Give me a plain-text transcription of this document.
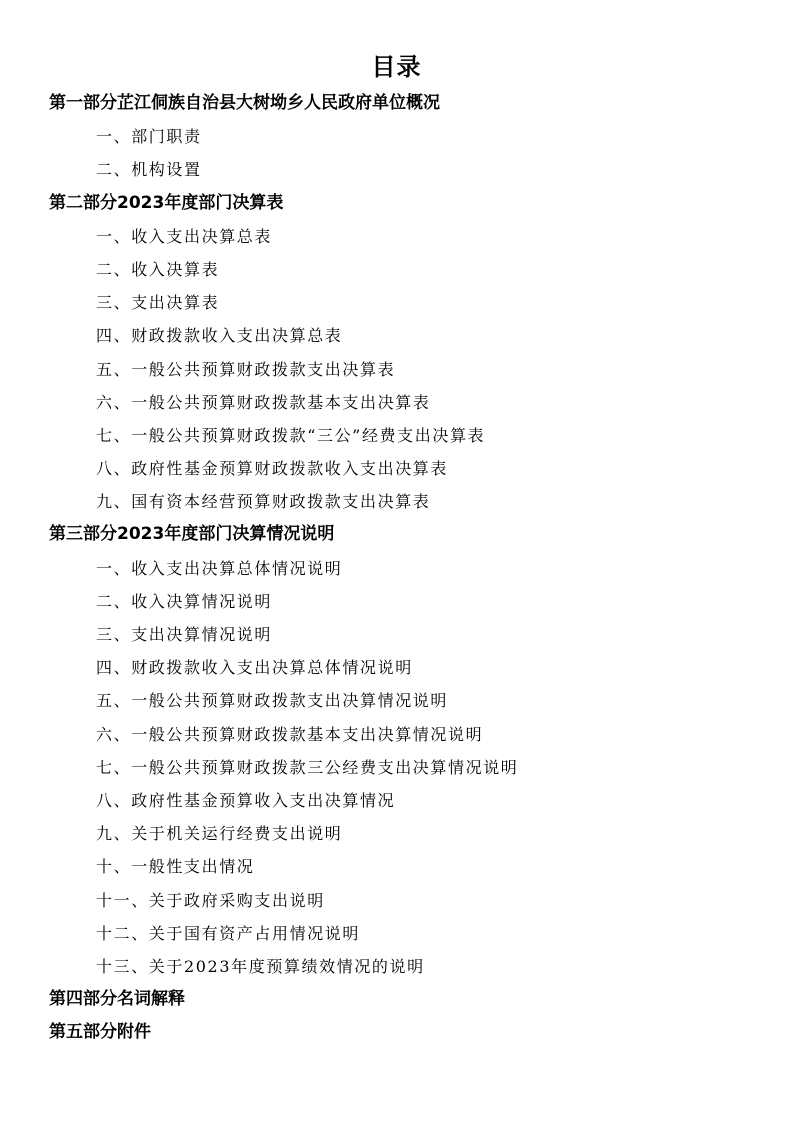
目录
第一部分芷江侗族自治县大树坳乡人民政府单位概况
一、部门职责
二、机构设置
第二部分2023年度部门决算表
一、收入支出决算总表
二、收入决算表
三、支出决算表
四、财政拨款收入支出决算总表
五、一般公共预算财政拨款支出决算表
六、一般公共预算财政拨款基本支出决算表
七、一般公共预算财政拨款“三公”经费支出决算表
八、政府性基金预算财政拨款收入支出决算表
九、国有资本经营预算财政拨款支出决算表
第三部分2023年度部门决算情况说明
一、收入支出决算总体情况说明
二、收入决算情况说明
三、支出决算情况说明
四、财政拨款收入支出决算总体情况说明
五、一般公共预算财政拨款支出决算情况说明
六、一般公共预算财政拨款基本支出决算情况说明
七、一般公共预算财政拨款三公经费支出决算情况说明
八、政府性基金预算收入支出决算情况
九、关于机关运行经费支出说明
十、一般性支出情况
十一、关于政府采购支出说明
十二、关于国有资产占用情况说明
十三、关于2023年度预算绩效情况的说明
第四部分名词解释
第五部分附件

+-------+

Every line should be retyped exactly, with the pictures omitted.

Give me a plain-text transcription of this document.
目录
第一部分芷江侗族自治县大树坳乡人民政府单位概况
一、部门职责
二、机构设置
第二部分2023年度部门决算表
一、收入支出决算总表
二、收入决算表
三、支出决算表
四、财政拨款收入支出决算总表
五、一般公共预算财政拨款支出决算表
六、一般公共预算财政拨款基本支出决算表
七、一般公共预算财政拨款“三公”经费支出决算表
八、政府性基金预算财政拨款收入支出决算表
九、国有资本经营预算财政拨款支出决算表
第三部分2023年度部门决算情况说明
一、收入支出决算总体情况说明
二、收入决算情况说明
三、支出决算情况说明
四、财政拨款收入支出决算总体情况说明
五、一般公共预算财政拨款支出决算情况说明
六、一般公共预算财政拨款基本支出决算情况说明
七、一般公共预算财政拨款三公经费支出决算情况说明
八、政府性基金预算收入支出决算情况
九、关于机关运行经费支出说明
十、一般性支出情况
十一、关于政府采购支出说明
十二、关于国有资产占用情况说明
十三、关于2023年度预算绩效情况的说明
第四部分名词解释
第五部分附件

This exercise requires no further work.